THE EXERCISE: Go through the listing and pick out each line with the word "name" in it.
[start]
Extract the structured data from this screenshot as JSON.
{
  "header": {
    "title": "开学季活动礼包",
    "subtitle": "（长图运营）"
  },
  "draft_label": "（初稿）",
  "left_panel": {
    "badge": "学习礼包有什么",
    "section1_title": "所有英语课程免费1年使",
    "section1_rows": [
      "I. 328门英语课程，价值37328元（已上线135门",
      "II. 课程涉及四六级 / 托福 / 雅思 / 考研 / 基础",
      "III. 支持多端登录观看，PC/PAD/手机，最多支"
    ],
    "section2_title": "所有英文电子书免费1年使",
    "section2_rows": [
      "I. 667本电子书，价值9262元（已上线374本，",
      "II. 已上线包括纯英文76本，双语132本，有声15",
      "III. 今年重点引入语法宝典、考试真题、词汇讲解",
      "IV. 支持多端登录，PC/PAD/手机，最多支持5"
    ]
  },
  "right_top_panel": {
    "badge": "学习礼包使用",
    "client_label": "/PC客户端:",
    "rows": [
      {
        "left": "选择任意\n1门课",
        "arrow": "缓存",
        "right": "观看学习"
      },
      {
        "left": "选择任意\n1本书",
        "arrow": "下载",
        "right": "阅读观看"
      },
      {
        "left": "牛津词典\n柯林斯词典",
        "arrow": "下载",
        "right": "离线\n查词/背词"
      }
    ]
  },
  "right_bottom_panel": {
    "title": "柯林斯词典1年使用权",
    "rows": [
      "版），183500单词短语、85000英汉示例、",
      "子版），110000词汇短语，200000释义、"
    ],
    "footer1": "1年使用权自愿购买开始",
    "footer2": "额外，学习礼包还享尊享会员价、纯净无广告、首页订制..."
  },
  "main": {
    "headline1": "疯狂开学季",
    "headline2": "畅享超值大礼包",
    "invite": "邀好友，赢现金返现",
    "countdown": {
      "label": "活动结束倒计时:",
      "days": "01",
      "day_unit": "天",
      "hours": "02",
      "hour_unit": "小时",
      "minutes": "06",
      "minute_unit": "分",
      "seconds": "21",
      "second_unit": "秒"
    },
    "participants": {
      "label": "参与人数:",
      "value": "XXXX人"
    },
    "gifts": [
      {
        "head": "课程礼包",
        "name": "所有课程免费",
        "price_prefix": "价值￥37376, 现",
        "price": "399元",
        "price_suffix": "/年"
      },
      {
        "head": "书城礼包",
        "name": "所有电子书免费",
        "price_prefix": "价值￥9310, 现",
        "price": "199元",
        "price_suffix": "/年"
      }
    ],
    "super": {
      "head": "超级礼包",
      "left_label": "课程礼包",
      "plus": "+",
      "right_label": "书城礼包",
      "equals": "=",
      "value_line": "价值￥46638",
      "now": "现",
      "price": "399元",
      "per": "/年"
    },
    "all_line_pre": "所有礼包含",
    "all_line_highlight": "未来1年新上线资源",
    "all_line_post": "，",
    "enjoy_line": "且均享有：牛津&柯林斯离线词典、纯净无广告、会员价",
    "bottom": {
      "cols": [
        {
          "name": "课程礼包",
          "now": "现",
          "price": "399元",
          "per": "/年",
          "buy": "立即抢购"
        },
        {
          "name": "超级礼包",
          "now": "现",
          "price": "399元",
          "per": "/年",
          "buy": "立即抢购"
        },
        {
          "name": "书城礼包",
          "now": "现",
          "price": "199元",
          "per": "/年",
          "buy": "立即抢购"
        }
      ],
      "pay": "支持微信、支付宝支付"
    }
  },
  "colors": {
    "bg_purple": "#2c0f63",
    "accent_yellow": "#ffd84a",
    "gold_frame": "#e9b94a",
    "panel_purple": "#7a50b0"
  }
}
[end]
THE REPLY:
        "name": "所有课程免费",
        "name": "所有电子书免费",
          "name": "课程礼包",
          "name": "超级礼包",
          "name": "书城礼包",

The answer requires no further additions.